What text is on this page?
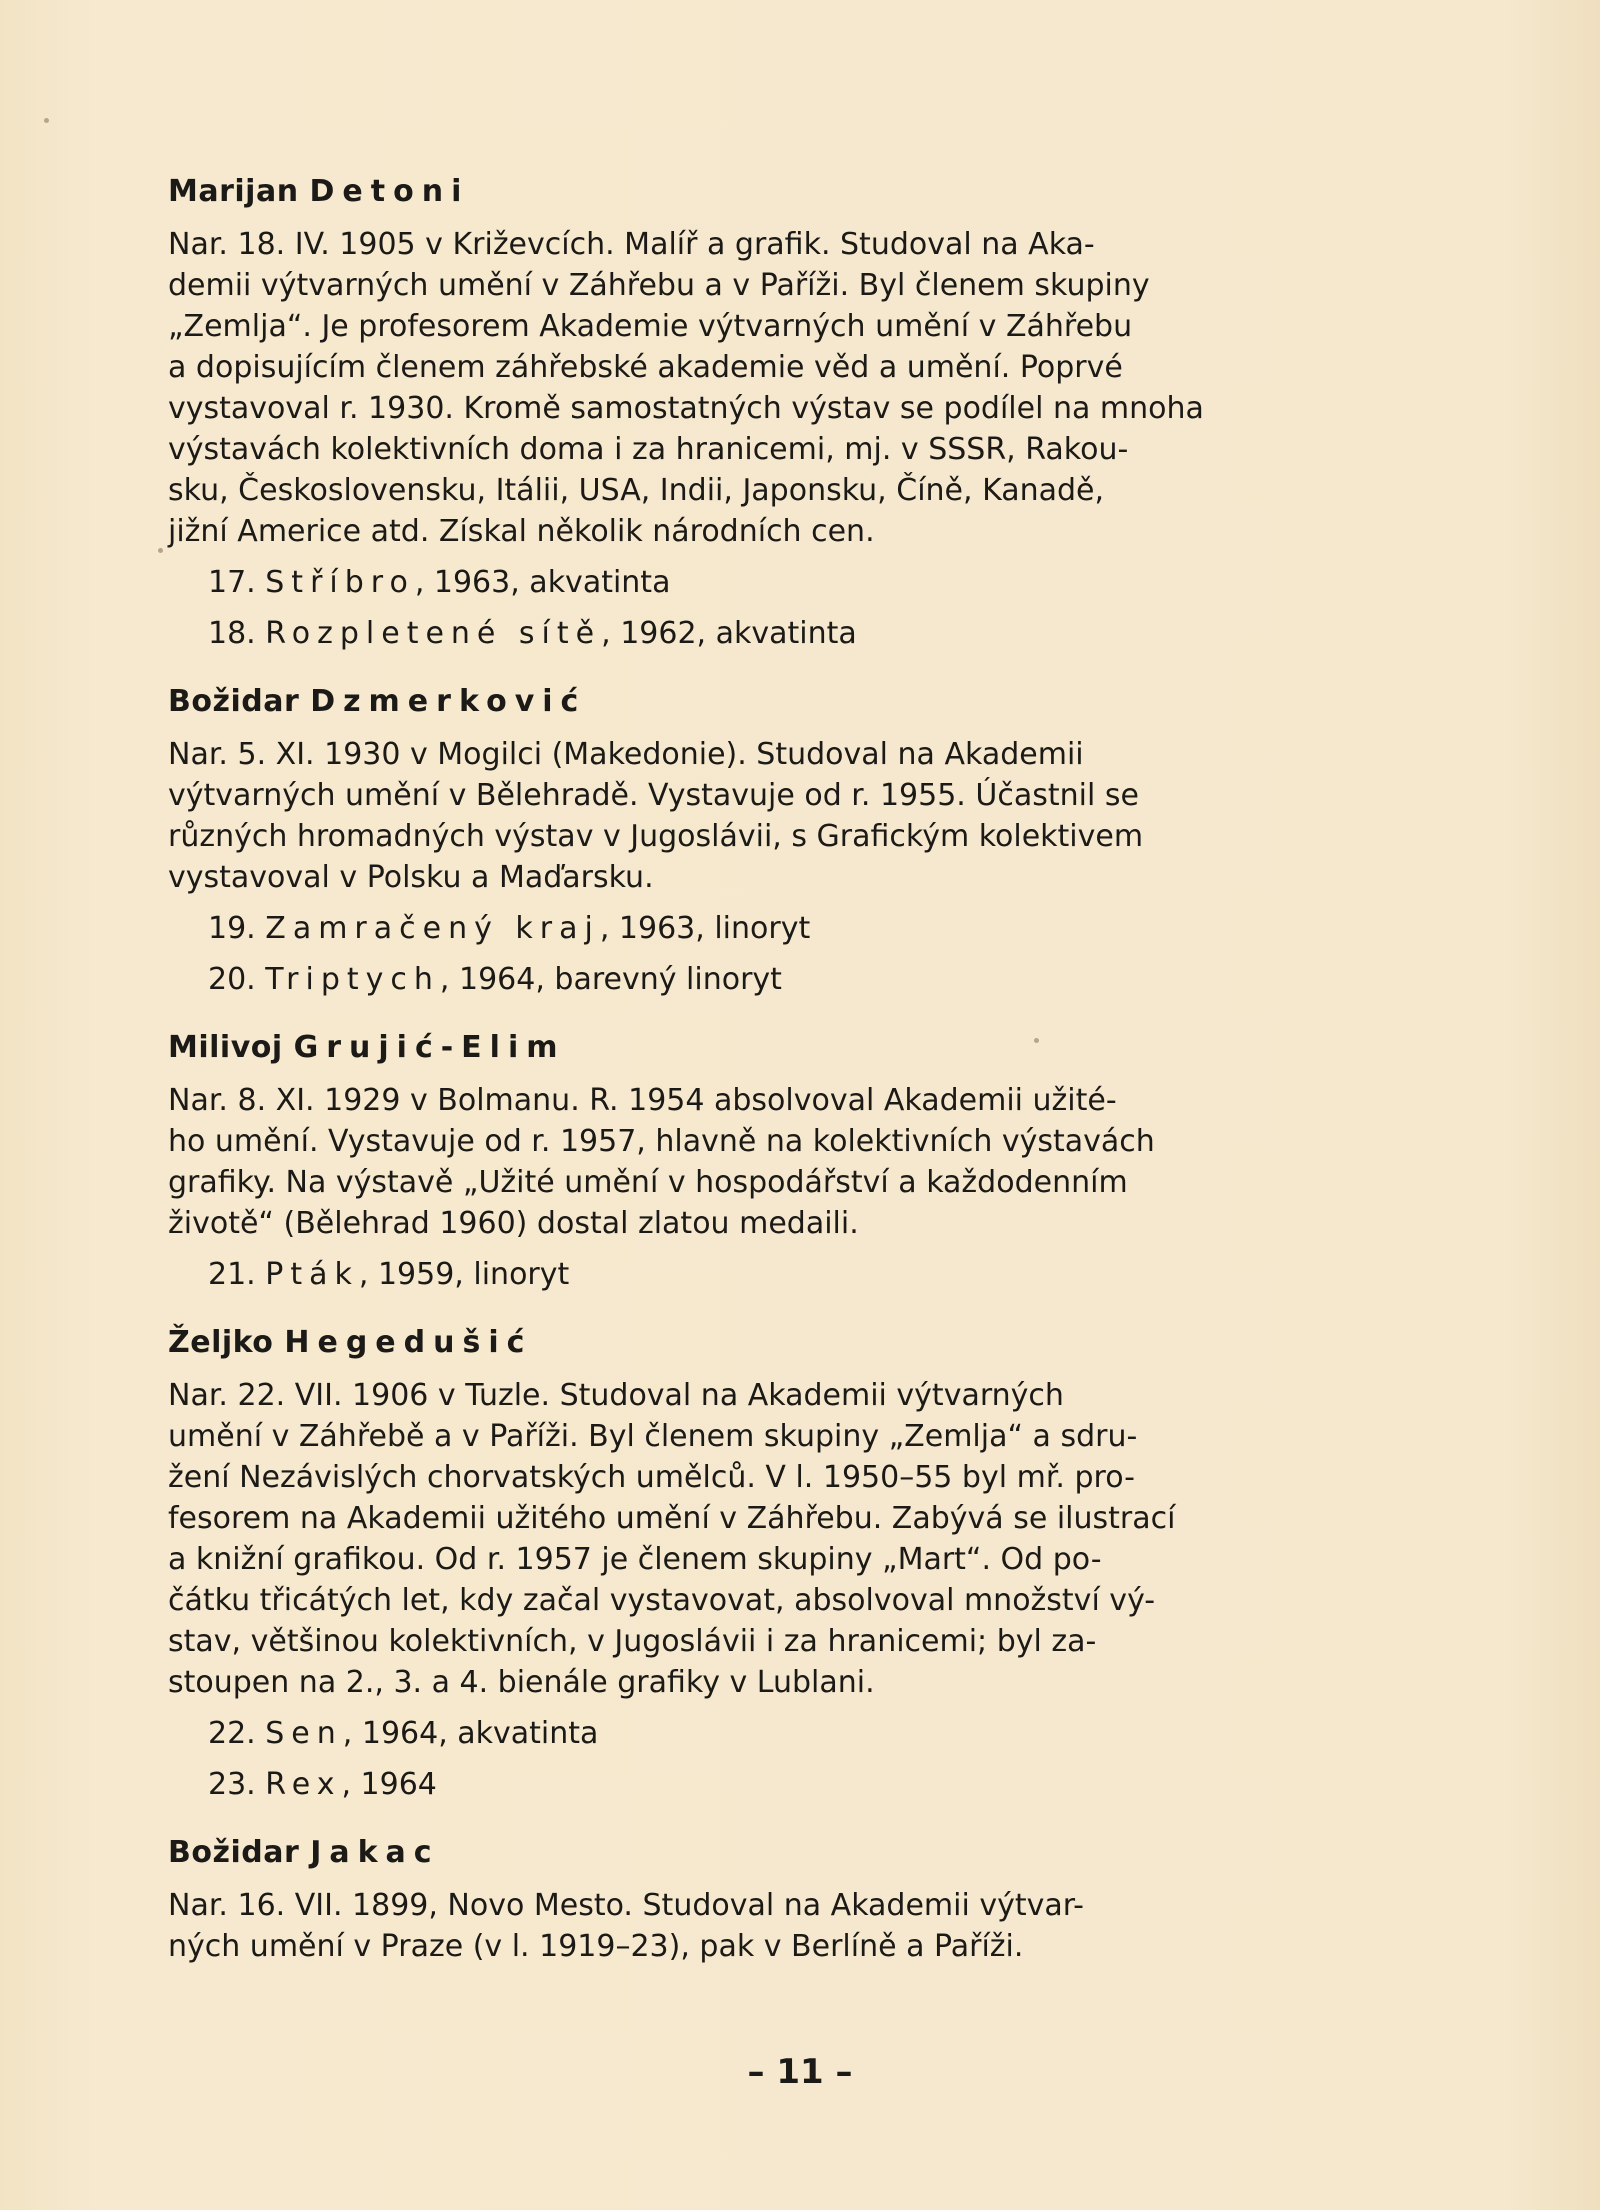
Marijan Detoni
Nar. 18. IV. 1905 v Križevcích. Malíř a grafik. Studoval na Aka-
demii výtvarných umění v Záhřebu a v Paříži. Byl členem skupiny
„Zemlja“. Je profesorem Akademie výtvarných umění v Záhřebu
a dopisujícím členem záhřebské akademie věd a umění. Poprvé
vystavoval r. 1930. Kromě samostatných výstav se podílel na mnoha
výstavách kolektivních doma i za hranicemi, mj. v SSSR, Rakou-
sku, Československu, Itálii, USA, Indii, Japonsku, Číně, Kanadě,
jižní Americe atd. Získal několik národních cen.
17. Stříbro, 1963, akvatinta
18. Rozpletené sítě, 1962, akvatinta
Božidar Dzmerković
Nar. 5. XI. 1930 v Mogilci (Makedonie). Studoval na Akademii
výtvarných umění v Bělehradě. Vystavuje od r. 1955. Účastnil se
různých hromadných výstav v Jugoslávii, s Grafickým kolektivem
vystavoval v Polsku a Maďarsku.
19. Zamračený kraj, 1963, linoryt
20. Triptych, 1964, barevný linoryt
Milivoj Grujić-Elim
Nar. 8. XI. 1929 v Bolmanu. R. 1954 absolvoval Akademii užité-
ho umění. Vystavuje od r. 1957, hlavně na kolektivních výstavách
grafiky. Na výstavě „Užité umění v hospodářství a každodenním
životě“ (Bělehrad 1960) dostal zlatou medaili.
21. Pták, 1959, linoryt
Željko Hegedušić
Nar. 22. VII. 1906 v Tuzle. Studoval na Akademii výtvarných
umění v Záhřebě a v Paříži. Byl členem skupiny „Zemlja“ a sdru-
žení Nezávislých chorvatských umělců. V l. 1950–55 byl mř. pro-
fesorem na Akademii užitého umění v Záhřebu. Zabývá se ilustrací
a knižní grafikou. Od r. 1957 je členem skupiny „Mart“. Od po-
čátku třicátých let, kdy začal vystavovat, absolvoval množství vý-
stav, většinou kolektivních, v Jugoslávii i za hranicemi; byl za-
stoupen na 2., 3. a 4. bienále grafiky v Lublani.
22. Sen, 1964, akvatinta
23. Rex, 1964
Božidar Jakac
Nar. 16. VII. 1899, Novo Mesto. Studoval na Akademii výtvar-
ných umění v Praze (v l. 1919–23), pak v Berlíně a Paříži.
– 11 –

- _Problem to solve_: In the records above, locate every line with the string "Akademii" and copy it.

- _Written solution_:
Nar. 5. XI. 1930 v Mogilci (Makedonie). Studoval na Akademii
Nar. 8. XI. 1929 v Bolmanu. R. 1954 absolvoval Akademii užité-
Nar. 22. VII. 1906 v Tuzle. Studoval na Akademii výtvarných
fesorem na Akademii užitého umění v Záhřebu. Zabývá se ilustrací
Nar. 16. VII. 1899, Novo Mesto. Studoval na Akademii výtvar-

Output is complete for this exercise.